## What you have to do
Drop all images and give the records again exactly.

## Provided records
** begin **

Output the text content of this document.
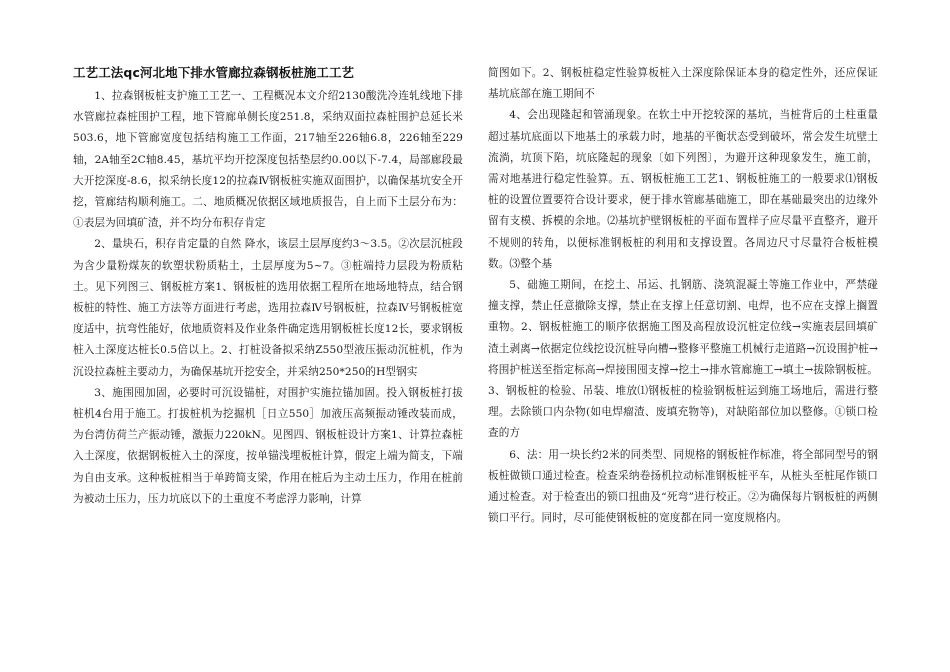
工艺工法qc河北地下排水管廊拉森钢板桩施工工艺

1、拉森钢板桩支护施工工艺一、工程概况本文介绍2130酸洗冷连轧线地下排水管廊拉森桩围护工程，地下管廊单侧长度251.8，采纳双面拉森桩围护总延长米503.6，地下管廊宽度包括结构施工工作面，217轴至226轴6.8，226轴至229轴，2A轴至2C轴8.45，基坑平均开挖深度包括垫层约0.00以下-7.4，局部廊段最大开挖深度-8.6，拟采纳长度12的拉森Ⅳ钢板桩实施双面围护，以确保基坑安全开挖，管廊结构顺利施工。二、地质概况依据区域地质报告，自上而下土层分布为：①表层为回填矿渣，并不均分布积存肯定

2、量块石，积存肯定量的自然 降水，该层土层厚度约3～3.5。②次层沉桩段为含少量粉煤灰的软塑状粉质粘土，土层厚度为5~7。③桩端持力层段为粉质粘土。见下列图三、钢板桩方案1、钢板桩的选用依据工程所在地场地特点，结合钢板桩的特性、施工方法等方面进行考虑，选用拉森Ⅳ号钢板桩，拉森Ⅳ号钢板桩宽度适中，抗弯性能好，依地质资料及作业条件确定选用钢板桩长度12长，要求钢板桩入土深度达桩长0.5倍以上。2、打桩设备拟采纳Z550型液压振动沉桩机，作为沉设拉森桩主要动力，为确保基坑开挖安全，并采纳250*250的H型钢实

3、施围囤加固，必要时可沉设锚桩，对围护实施拉锚加固。投入钢板桩打拔桩机4台用于施工。打拔桩机为挖掘机［日立550］加液压高频振动锤改装而成，为台湾仿荷兰产振动锤，激振力220kN。见图四、钢板桩设计方案1、计算拉森桩入土深度，依据钢板桩入土的深度，按单锚浅埋板桩计算，假定上端为简支，下端为自由支承。这种板桩相当于单跨简支梁，作用在桩后为主动土压力，作用在桩前为被动土压力，压力坑底以下的土重度不考虑浮力影响，计算

简图如下。2、钢板桩稳定性验算板桩入土深度除保证本身的稳定性外，还应保证基坑底部在施工期间不

4、会出现隆起和管涌现象。在软土中开挖较深的基坑，当桩背后的土柱重量超过基坑底面以下地基土的承载力时，地基的平衡状态受到破坏，常会发生坑壁土流淌，坑顶下陷，坑底隆起的现象〔如下列图〕，为避开这种现象发生，施工前，需对地基进行稳定性验算。五、钢板桩施工工艺1、钢板桩施工的一般要求⑴钢板桩的设置位置要符合设计要求，便于排水管廊基础施工，即在基础最突出的边缘外留有支模、拆模的余地。⑵基坑护壁钢板桩的平面布置样子应尽量平直整齐，避开不规则的转角，以便标准钢板桩的利用和支撑设置。各周边尺寸尽量符合板桩模数。⑶整个基

5、础施工期间，在挖土、吊运、扎钢筋、浇筑混凝土等施工作业中，严禁碰撞支撑，禁止任意撤除支撑，禁止在支撑上任意切割、电焊，也不应在支撑上搁置重物。2、钢板桩施工的顺序依据施工图及高程放设沉桩定位线→实施表层回填矿渣土剥离→依据定位线挖设沉桩导向槽→整修平整施工机械行走道路→沉设围护桩→将围护桩送至指定标高→焊接围囤支撑→挖土→排水管廊施工→填土→拔除钢板桩。3、钢板桩的检验、吊装、堆放⑴钢板桩的检验钢板桩运到施工场地后，需进行整理。去除锁口内杂物(如电焊瘤渣、废填充物等)，对缺陷部位加以整修。①锁口检查的方

6、法：用一块长约2米的同类型、同规格的钢板桩作标准，将全部同型号的钢板桩做锁口通过检查。检查采纳卷扬机拉动标准钢板桩平车，从桩头至桩尾作锁口通过检查。对于检查出的锁口扭曲及“死弯”进行校正。②为确保每片钢板桩的两侧锁口平行。同时，尽可能使钢板桩的宽度都在同一宽度规格内。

** end **

## Response
Output the text content of this document.
工艺工法qc河北地下排水管廊拉森钢板桩施工工艺

1、拉森钢板桩支护施工工艺一、工程概况本文介绍2130酸洗冷连轧线地下排水管廊拉森桩围护工程，地下管廊单侧长度251.8，采纳双面拉森桩围护总延长米503.6，地下管廊宽度包括结构施工工作面，217轴至226轴6.8，226轴至229轴，2A轴至2C轴8.45，基坑平均开挖深度包括垫层约0.00以下-7.4，局部廊段最大开挖深度-8.6，拟采纳长度12的拉森Ⅳ钢板桩实施双面围护，以确保基坑安全开挖，管廊结构顺利施工。二、地质概况依据区域地质报告，自上而下土层分布为：①表层为回填矿渣，并不均分布积存肯定

2、量块石，积存肯定量的自然 降水，该层土层厚度约3～3.5。②次层沉桩段为含少量粉煤灰的软塑状粉质粘土，土层厚度为5~7。③桩端持力层段为粉质粘土。见下列图三、钢板桩方案1、钢板桩的选用依据工程所在地场地特点，结合钢板桩的特性、施工方法等方面进行考虑，选用拉森Ⅳ号钢板桩，拉森Ⅳ号钢板桩宽度适中，抗弯性能好，依地质资料及作业条件确定选用钢板桩长度12长，要求钢板桩入土深度达桩长0.5倍以上。2、打桩设备拟采纳Z550型液压振动沉桩机，作为沉设拉森桩主要动力，为确保基坑开挖安全，并采纳250*250的H型钢实

3、施围囤加固，必要时可沉设锚桩，对围护实施拉锚加固。投入钢板桩打拔桩机4台用于施工。打拔桩机为挖掘机［日立550］加液压高频振动锤改装而成，为台湾仿荷兰产振动锤，激振力220kN。见图四、钢板桩设计方案1、计算拉森桩入土深度，依据钢板桩入土的深度，按单锚浅埋板桩计算，假定上端为简支，下端为自由支承。这种板桩相当于单跨简支梁，作用在桩后为主动土压力，作用在桩前为被动土压力，压力坑底以下的土重度不考虑浮力影响，计算

简图如下。2、钢板桩稳定性验算板桩入土深度除保证本身的稳定性外，还应保证基坑底部在施工期间不

4、会出现隆起和管涌现象。在软土中开挖较深的基坑，当桩背后的土柱重量超过基坑底面以下地基土的承载力时，地基的平衡状态受到破坏，常会发生坑壁土流淌，坑顶下陷，坑底隆起的现象〔如下列图〕，为避开这种现象发生，施工前，需对地基进行稳定性验算。五、钢板桩施工工艺1、钢板桩施工的一般要求⑴钢板桩的设置位置要符合设计要求，便于排水管廊基础施工，即在基础最突出的边缘外留有支模、拆模的余地。⑵基坑护壁钢板桩的平面布置样子应尽量平直整齐，避开不规则的转角，以便标准钢板桩的利用和支撑设置。各周边尺寸尽量符合板桩模数。⑶整个基

5、础施工期间，在挖土、吊运、扎钢筋、浇筑混凝土等施工作业中，严禁碰撞支撑，禁止任意撤除支撑，禁止在支撑上任意切割、电焊，也不应在支撑上搁置重物。2、钢板桩施工的顺序依据施工图及高程放设沉桩定位线→实施表层回填矿渣土剥离→依据定位线挖设沉桩导向槽→整修平整施工机械行走道路→沉设围护桩→将围护桩送至指定标高→焊接围囤支撑→挖土→排水管廊施工→填土→拔除钢板桩。3、钢板桩的检验、吊装、堆放⑴钢板桩的检验钢板桩运到施工场地后，需进行整理。去除锁口内杂物(如电焊瘤渣、废填充物等)，对缺陷部位加以整修。①锁口检查的方

6、法：用一块长约2米的同类型、同规格的钢板桩作标准，将全部同型号的钢板桩做锁口通过检查。检查采纳卷扬机拉动标准钢板桩平车，从桩头至桩尾作锁口通过检查。对于检查出的锁口扭曲及“死弯”进行校正。②为确保每片钢板桩的两侧锁口平行。同时，尽可能使钢板桩的宽度都在同一宽度规格内。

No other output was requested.